> _Exercise passage_
>>>
Pharmacological disruption of insulin-like growth factor 1 binding to IGF-binding proteins restores anabolic responses in human osteoarthritic chondrocytes.

Insulin-like growth factor 1 (IGF-1) has poor anabolic efficacy in cartilage in osteoarthritis (OA), partly because of its sequestration by abnormally high levels of extracellular IGF-binding proteins (IGFBPs). We studied the effect of NBI-31772, a small molecule that inhibits the binding of IGF-1 to IGFBPs, on the restoration of proteoglycan synthesis by human OA chondrocytes. IGFBPs secreted by human OA cartilage or cultured chondrocytes were analyzed by western ligand blot. The ability of NBI-31772 to displace IGF-1 from IGFBPs was measured by radiobinding assay. Anabolic responses in primary cultured chondrocytes were assessed by measuring the synthesis of proteoglycans in cetylpyridinium-chloride-precipitable fractions of cell-associated and secreted 35S-labeled macromolecules. The penetration of NBI-31772 into cartilage was measured by its ability to displace 125I-labeled IGF-1 from cartilage IGFBPs. We found that IGFBP-3 was the major IGFBP secreted by OA cartilage explants and cultured chondrocytes. NBI-31772 inhibited the binding of 125I-labeled IGF-1 to IGFBP-3 at nanomolar concentrations. It antagonized the inhibitory effect of IGFBP-3 on IGF-1-dependent proteoglycan synthesis by rabbit chondrocytes. The addition of NBI-31772 to human OA chondrocytes resulted in the restoration or potentiation of IGF-1-dependent proteoglycan synthesis, depending on the IGF-1 concentrations. However, NBI-31772 did not penetrate into cartilage explants. This study shows that a new pharmacological approach that uses a small molecule inhibiting IGF-1/IGFBP interaction could restore or potentiate proteoglycan synthesis in OA chondrocytes, thereby opening exciting possibilities for the treatment of OA and, potentially, of other joint-related diseases.
<<<
> _What is needed_
List every abbreviation that the passage on IGF-1 and osteoarthritic cartilage introduces in parentheses, each with the full term it stands for. The records have no connection to the passage on IGF-1 and osteoarthritic cartilage.

> _Data shown_
>>>
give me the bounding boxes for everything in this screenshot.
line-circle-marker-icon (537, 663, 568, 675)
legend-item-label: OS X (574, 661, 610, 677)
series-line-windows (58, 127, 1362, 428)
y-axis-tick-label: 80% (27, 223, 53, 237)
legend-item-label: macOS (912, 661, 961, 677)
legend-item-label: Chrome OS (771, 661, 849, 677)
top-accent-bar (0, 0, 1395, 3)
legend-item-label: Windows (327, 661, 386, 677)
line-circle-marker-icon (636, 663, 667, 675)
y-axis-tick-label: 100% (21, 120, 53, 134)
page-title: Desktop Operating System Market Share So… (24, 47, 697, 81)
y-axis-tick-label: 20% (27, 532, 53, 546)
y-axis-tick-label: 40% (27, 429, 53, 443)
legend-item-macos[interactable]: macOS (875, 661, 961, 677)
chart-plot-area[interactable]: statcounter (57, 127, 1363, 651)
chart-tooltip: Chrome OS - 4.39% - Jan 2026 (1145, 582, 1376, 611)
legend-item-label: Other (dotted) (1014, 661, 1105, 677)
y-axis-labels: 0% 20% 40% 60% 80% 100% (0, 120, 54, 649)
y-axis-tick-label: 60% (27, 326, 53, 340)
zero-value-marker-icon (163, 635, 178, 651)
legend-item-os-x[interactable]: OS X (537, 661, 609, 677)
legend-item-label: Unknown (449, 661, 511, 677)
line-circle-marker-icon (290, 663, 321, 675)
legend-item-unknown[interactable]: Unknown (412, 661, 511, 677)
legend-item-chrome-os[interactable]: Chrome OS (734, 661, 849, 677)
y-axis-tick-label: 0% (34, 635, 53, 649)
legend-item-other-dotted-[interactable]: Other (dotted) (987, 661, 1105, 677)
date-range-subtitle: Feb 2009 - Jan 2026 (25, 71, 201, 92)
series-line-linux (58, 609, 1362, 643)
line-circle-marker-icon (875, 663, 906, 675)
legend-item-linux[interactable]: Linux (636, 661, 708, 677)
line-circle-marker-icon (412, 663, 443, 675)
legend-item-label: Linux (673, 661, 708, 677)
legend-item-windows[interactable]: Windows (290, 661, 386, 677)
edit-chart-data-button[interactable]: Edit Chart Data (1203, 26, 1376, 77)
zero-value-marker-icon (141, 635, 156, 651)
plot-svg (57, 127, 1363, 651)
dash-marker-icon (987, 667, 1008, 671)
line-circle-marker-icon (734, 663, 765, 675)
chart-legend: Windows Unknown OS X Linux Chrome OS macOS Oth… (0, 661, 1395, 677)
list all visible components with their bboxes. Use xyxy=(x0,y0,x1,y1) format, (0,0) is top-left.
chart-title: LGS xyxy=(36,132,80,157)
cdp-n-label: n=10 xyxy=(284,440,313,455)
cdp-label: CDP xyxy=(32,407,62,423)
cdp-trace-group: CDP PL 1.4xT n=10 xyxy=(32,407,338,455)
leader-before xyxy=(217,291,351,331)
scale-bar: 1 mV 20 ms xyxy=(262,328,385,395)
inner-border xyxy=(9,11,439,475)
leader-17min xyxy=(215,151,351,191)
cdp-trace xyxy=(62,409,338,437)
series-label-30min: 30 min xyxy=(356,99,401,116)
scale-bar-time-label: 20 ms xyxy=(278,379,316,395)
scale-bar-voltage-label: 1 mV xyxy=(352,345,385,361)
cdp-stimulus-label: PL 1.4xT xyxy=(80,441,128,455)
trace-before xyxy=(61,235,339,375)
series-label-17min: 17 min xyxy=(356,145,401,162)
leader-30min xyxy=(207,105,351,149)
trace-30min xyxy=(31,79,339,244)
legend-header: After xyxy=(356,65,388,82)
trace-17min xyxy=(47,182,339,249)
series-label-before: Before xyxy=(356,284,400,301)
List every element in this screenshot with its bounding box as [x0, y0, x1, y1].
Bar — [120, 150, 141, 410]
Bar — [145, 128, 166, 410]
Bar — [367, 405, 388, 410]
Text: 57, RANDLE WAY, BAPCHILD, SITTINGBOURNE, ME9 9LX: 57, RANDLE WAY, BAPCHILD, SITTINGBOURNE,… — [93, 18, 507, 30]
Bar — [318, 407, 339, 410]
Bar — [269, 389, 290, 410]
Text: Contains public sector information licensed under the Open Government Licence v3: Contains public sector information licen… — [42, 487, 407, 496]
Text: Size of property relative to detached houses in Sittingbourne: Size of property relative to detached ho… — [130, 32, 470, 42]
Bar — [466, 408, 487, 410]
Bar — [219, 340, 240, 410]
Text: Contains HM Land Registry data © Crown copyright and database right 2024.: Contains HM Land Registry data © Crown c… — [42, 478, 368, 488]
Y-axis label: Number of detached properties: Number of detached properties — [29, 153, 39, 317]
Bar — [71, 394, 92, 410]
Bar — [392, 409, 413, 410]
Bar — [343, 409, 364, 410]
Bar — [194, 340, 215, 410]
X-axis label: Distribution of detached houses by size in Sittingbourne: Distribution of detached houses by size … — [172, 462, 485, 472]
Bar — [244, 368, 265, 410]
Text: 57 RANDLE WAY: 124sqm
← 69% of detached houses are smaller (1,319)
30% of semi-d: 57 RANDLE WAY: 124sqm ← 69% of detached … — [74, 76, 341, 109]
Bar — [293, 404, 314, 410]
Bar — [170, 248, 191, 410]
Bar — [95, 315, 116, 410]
<<<
> _Solution to this exercise_
IGF-1: insulin-like growth factor 1
OA: osteoarthritis
IGFBPs: IGF-binding proteins